— start —
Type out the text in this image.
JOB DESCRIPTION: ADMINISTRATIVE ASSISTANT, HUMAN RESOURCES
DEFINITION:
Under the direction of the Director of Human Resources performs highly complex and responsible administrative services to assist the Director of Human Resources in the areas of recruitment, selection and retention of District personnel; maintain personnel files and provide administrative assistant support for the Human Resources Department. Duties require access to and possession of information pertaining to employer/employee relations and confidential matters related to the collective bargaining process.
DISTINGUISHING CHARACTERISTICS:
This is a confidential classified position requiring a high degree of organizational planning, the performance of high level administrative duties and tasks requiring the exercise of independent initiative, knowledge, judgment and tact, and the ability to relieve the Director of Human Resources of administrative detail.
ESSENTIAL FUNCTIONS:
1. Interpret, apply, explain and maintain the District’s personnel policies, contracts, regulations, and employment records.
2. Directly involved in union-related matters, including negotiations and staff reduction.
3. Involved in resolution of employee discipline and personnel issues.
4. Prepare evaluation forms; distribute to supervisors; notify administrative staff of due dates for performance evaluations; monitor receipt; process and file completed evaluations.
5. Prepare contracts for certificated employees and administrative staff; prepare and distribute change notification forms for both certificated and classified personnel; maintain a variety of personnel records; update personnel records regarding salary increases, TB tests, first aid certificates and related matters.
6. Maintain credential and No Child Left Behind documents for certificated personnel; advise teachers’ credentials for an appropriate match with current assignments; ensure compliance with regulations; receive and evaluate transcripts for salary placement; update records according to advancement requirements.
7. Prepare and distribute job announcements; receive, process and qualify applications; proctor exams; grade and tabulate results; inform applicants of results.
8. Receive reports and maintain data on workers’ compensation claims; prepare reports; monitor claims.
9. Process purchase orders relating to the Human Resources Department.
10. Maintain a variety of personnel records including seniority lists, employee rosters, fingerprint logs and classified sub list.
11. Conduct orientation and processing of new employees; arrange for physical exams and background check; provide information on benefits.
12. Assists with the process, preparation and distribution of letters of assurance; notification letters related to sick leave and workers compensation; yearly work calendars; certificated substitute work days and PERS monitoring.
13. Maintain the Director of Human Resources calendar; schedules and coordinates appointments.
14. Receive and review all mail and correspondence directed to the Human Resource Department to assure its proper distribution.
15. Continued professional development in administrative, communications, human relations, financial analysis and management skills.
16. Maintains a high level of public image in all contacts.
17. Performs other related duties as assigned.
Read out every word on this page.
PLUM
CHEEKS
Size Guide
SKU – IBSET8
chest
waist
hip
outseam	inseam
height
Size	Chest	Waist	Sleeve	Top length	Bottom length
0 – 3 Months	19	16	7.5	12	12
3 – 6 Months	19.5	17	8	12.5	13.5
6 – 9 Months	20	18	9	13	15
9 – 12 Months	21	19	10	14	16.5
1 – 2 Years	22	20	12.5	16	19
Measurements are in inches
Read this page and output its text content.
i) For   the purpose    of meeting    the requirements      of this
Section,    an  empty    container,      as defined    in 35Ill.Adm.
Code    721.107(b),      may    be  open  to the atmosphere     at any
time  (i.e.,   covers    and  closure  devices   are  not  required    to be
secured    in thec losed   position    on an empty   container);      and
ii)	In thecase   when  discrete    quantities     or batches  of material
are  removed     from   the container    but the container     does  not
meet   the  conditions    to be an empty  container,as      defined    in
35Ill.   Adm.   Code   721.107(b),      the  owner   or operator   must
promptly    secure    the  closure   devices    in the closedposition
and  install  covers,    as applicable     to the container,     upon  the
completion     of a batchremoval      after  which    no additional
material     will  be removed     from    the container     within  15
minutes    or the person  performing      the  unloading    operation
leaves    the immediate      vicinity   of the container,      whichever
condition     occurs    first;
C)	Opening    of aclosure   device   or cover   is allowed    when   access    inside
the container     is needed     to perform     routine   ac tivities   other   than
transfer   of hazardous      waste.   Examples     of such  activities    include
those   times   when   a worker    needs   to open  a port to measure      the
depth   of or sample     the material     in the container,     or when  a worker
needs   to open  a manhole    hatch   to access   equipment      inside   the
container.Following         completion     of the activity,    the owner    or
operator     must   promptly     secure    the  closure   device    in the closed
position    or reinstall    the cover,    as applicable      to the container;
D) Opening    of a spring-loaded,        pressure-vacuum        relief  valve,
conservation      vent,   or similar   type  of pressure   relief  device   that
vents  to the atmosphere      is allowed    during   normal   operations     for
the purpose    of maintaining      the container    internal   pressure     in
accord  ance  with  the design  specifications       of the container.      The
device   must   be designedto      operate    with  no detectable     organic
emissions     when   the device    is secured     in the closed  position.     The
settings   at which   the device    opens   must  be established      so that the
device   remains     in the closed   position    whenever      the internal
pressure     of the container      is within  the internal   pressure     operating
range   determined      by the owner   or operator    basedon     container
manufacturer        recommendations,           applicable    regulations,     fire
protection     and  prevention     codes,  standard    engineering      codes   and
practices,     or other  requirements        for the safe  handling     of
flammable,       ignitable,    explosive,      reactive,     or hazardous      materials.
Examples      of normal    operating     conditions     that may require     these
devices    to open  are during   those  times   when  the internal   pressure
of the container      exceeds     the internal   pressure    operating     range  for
— end —
* [Exercise description] State the number of lines in this listing that contain the string "regulations", and add nothing else.

* [Correct output] 3